_LISTA DE TAREAS_
**A)** Reproduce literalmente un fragmento del artículo sobre Galípoli: comienza en las palabras que contienen "Ideada por Winston" y termina después de "de la zona.".
**B)** Pasa al inglés esta oración del artículo sobre Galípoli: «Ideada por Winston Churchill, la estrategia de la campaña aliada en la zona buscaba liberar ese paso para llegar a Estambul y abastecer al Imperio Ruso, además de convencer a Rumanía, Serbia y Bulgaria de la necesidad de unirse al bando aliado para crear un tercer y mucho más poderoso frente contra el Imperio Austrohúngaro.»

== EXTRACTO DEL DOCUMENTO

Cultura

Correr (juntos) hasta la muerte

  • Peter Weir reconstruyó los preámbulos y la famosa Batalla de Galípoli para reivindicar cierta esencia del hombre y la nación australianas en la aventura y el retrato de dos amigos corredores

Los manuales de Historia recogen la Batalla de Galípoli, también conocida como la de los Dardanelos o Çanakkale según la nombren australianos y neozelandeses, británicos o turcos, como aquella librada por el ejército aliado y el ejército otomano en las playas de la península turca de Galípoli a lo largo de 1915.

Ideada por Winston Churchill, la estrategia de la campaña aliada en la zona buscaba liberar ese paso para llegar a Estambul y abastecer al Imperio Ruso, además de convencer a Rumanía, Serbia y Bulgaria de la necesidad de unirse al bando aliado para crear un tercer y mucho más poderoso frente contra el Imperio Austrohúngaro.

Los diferentes ataques aliados fueron un fracaso, frenados por las ametralladoras turcas, que sitiaron a las tropas en las playas durante meses bajo condiciones extremas (calor, escasez de agua, moscas, disentería...), minando su moral mientras sus mandos no conseguían desatascar la situación. Como resultado, cerca de 300.000 soldados aliados, entre ellos un amplio destacamento de las ANZAC (Australian and New Zealand Army Cops), y 250.000 turcos perecieron en Galípoli, y no fue hasta comienzos de 1916 cuando los supervivientes empezaron a ser evacuados de la zona.

Si hoy se conoce mucho mejor este episodio marginal de la Primera Guerra Mundial es gracias a Gallipoli (1981), el filme que catapultó a Hollywood a su director, Peter Weir, y a su protagonista, Mel Gibson, después de unos prometedores inicios en el cine australiano. Si Weir había firmado ya por entonces dos estupendas películas como Picnic en Hanging Rock o La última ola, el joven y carismático Gibson venía de protagonizar Mad Max, el neo-western apocalíptico de George Miller.

====
== DATOS MOSTRADOS

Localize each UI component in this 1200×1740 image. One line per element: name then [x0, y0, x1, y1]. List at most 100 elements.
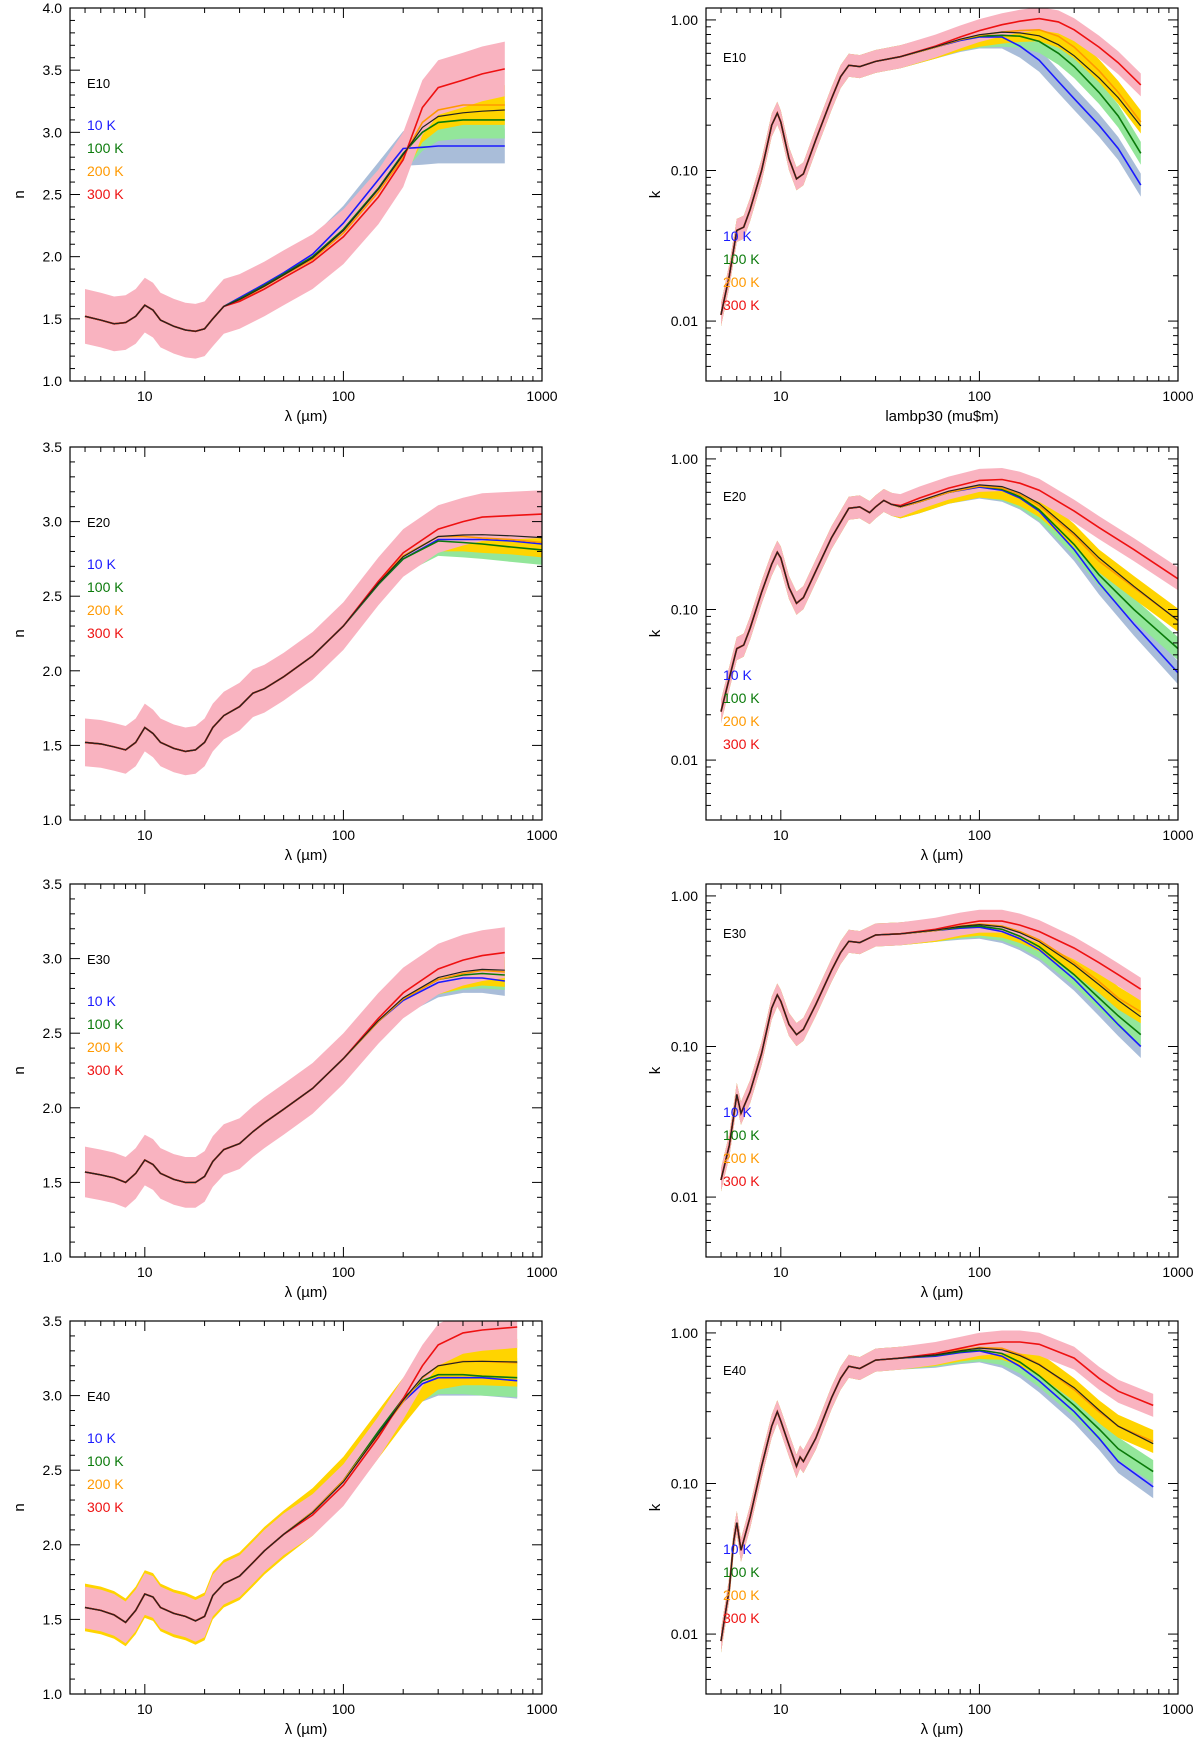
x-tick-label: 100 — [332, 388, 356, 404]
series-line-mean — [84, 968, 505, 1184]
x-tick-label: 10 — [773, 1701, 789, 1717]
y-tick-label: 2.0 — [43, 1100, 63, 1116]
y-tick-label: 0.01 — [671, 752, 698, 768]
legend-label-300k: 300 K — [87, 186, 124, 202]
axes-frame — [705, 7, 1179, 382]
series-line-mean — [84, 109, 505, 332]
band-300k — [85, 490, 542, 776]
y-tick-label: 0.01 — [671, 1626, 698, 1642]
y-tick-label: 1.5 — [43, 1611, 63, 1627]
x-axis-label: λ (µm) — [285, 1721, 328, 1738]
y-tick-label: 3.5 — [43, 439, 63, 455]
axes-frame — [69, 883, 543, 1258]
y-axis-label: n — [11, 1066, 28, 1074]
axes-frame — [705, 1320, 1179, 1695]
y-tick-label: 1.0 — [43, 373, 63, 389]
legend-label-10k: 10 K — [723, 1104, 752, 1120]
series-line-mean — [720, 484, 1178, 712]
x-axis-label: λ (µm) — [285, 408, 328, 425]
band-300k — [85, 41, 505, 359]
band-100k — [721, 1338, 1154, 1653]
panel-k-E10: 10 100 1000 0.01 0.10 1.00 lambp30 (mu$m) k E10 1… — [647, 7, 1194, 425]
legend-label-200k: 200 K — [723, 1587, 760, 1603]
panel-title: E30 — [723, 926, 746, 941]
legend-label-200k: 200 K — [87, 602, 124, 618]
y-tick-label: 2.5 — [43, 1462, 63, 1478]
x-tick-label: 100 — [332, 1264, 356, 1280]
series-line-mean — [720, 31, 1142, 315]
x-axis-label: λ (µm) — [921, 847, 964, 864]
panel-k-E30: 10 100 1000 0.01 0.10 1.00 λ (µm) k E30 10 K 100 K… — [647, 883, 1194, 1301]
band-300k — [85, 927, 505, 1208]
x-tick-label: 100 — [332, 1701, 356, 1717]
series-line-300k — [720, 1341, 1154, 1642]
series-line-mean — [84, 534, 542, 753]
x-tick-label: 10 — [773, 388, 789, 404]
panel-title: E10 — [87, 76, 110, 91]
y-tick-label: 3.5 — [43, 62, 63, 78]
y-tick-label: 1.5 — [43, 737, 63, 753]
legend-label-300k: 300 K — [723, 1173, 760, 1189]
band-10k — [721, 1339, 1154, 1653]
band-300k — [721, 1330, 1154, 1653]
y-axis-label: k — [647, 1503, 664, 1511]
y-tick-label: 0.10 — [671, 602, 698, 618]
y-tick-label: 2.5 — [43, 1025, 63, 1041]
legend-label-100k: 100 K — [723, 690, 760, 706]
y-tick-label: 1.00 — [671, 1325, 698, 1341]
y-tick-label: 3.0 — [43, 951, 63, 967]
panel-title: E40 — [723, 1363, 746, 1378]
panel-n-E30: 10 100 1000 1.0 1.5 2.0 2.5 3.0 3.5 λ (µm) n E30 10 … — [11, 876, 558, 1301]
plot-area — [84, 1321, 518, 1647]
panel-title: E40 — [87, 1389, 110, 1404]
panel-k-E20: 10 100 1000 0.01 0.10 1.00 λ (µm) k E20 10 K 100 K… — [647, 446, 1194, 864]
panel-title: E20 — [87, 515, 110, 530]
x-tick-label: 10 — [137, 388, 153, 404]
panel-n-E40: 10 100 1000 1.0 1.5 2.0 2.5 3.0 3.5 λ (µm) n E40 10 … — [11, 1313, 558, 1738]
axes-frame — [705, 446, 1179, 821]
y-tick-label: 1.0 — [43, 812, 63, 828]
legend-label-300k: 300 K — [723, 297, 760, 313]
axes-frame — [69, 1320, 543, 1695]
legend-label-100k: 100 K — [87, 1016, 124, 1032]
legend-label-10k: 10 K — [723, 228, 752, 244]
panel-n-E10: 10 100 1000 1.0 1.5 2.0 2.5 3.0 3.5 4.0 λ (µm) n E10… — [11, 0, 558, 425]
legend-label-100k: 100 K — [87, 140, 124, 156]
plot-area — [720, 909, 1142, 1192]
plot-area — [84, 490, 542, 776]
y-tick-label: 1.00 — [671, 12, 698, 28]
y-tick-label: 1.00 — [671, 451, 698, 467]
legend-label-10k: 10 K — [87, 556, 116, 572]
y-axis-label: k — [647, 1066, 664, 1074]
band-300k — [721, 8, 1141, 327]
legend-label-300k: 300 K — [723, 1610, 760, 1626]
series-line-mean — [720, 923, 1142, 1181]
axes-frame — [69, 446, 543, 821]
legend-label-300k: 300 K — [87, 625, 124, 641]
y-tick-label: 2.0 — [43, 663, 63, 679]
plot-area — [84, 41, 505, 359]
legend-label-100k: 100 K — [87, 1453, 124, 1469]
y-tick-label: 0.10 — [671, 1476, 698, 1492]
y-tick-label: 3.5 — [43, 876, 63, 892]
x-tick-label: 10 — [137, 1701, 153, 1717]
legend-label-100k: 100 K — [87, 579, 124, 595]
x-axis-label: λ (µm) — [921, 1721, 964, 1738]
y-tick-label: 3.5 — [43, 1313, 63, 1329]
y-tick-label: 2.5 — [43, 187, 63, 203]
band-200k — [85, 1337, 518, 1647]
y-tick-label: 0.01 — [671, 1189, 698, 1205]
x-axis-label: lambp30 (mu$m) — [885, 408, 998, 425]
x-tick-label: 1000 — [526, 1264, 557, 1280]
legend-label-10k: 10 K — [723, 667, 752, 683]
legend-label-300k: 300 K — [87, 1062, 124, 1078]
x-tick-label: 100 — [332, 827, 356, 843]
y-tick-label: 0.01 — [671, 313, 698, 329]
y-tick-label: 2.5 — [43, 588, 63, 604]
plot-area — [720, 1330, 1154, 1653]
y-tick-label: 1.00 — [671, 888, 698, 904]
plot-area — [720, 468, 1178, 723]
y-tick-label: 2.0 — [43, 1537, 63, 1553]
band-300k — [85, 1321, 518, 1644]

====

_SOLUCIONES_
**A)**
Ideada por Winston Churchill, la estrategia de la campaña aliada en la zona buscaba liberar ese paso para llegar a Estambul y abastecer al Imperio Ruso, además de convencer a Rumanía, Serbia y Bulgaria de la necesidad de unirse al bando aliado para crear un tercer y mucho más poderoso frente contra el Imperio Austrohúngaro.

Los diferentes ataques aliados fueron un fracaso, frenados por las ametralladoras turcas, que sitiaron a las tropas en las playas durante meses bajo condiciones extremas (calor, escasez de agua, moscas, disentería...), minando su moral mientras sus mandos no conseguían desatascar la situación. Como resultado, cerca de 300.000 soldados aliados, entre ellos un amplio destacamento de las ANZAC (Australian and New Zealand Army Cops), y 250.000 turcos perecieron en Galípoli, y no fue hasta comienzos de 1916 cuando los supervivientes empezaron a ser evacuados de la zona.

**B)** Devised by Winston Churchill, the strategy of the Allied campaign in the area sought to free that passage in order to reach Istanbul and supply the Russian Empire, as well as to convince Romania, Serbia and Bulgaria of the need to join the Allied side to create a third and much more powerful front against the Austro-Hungarian Empire.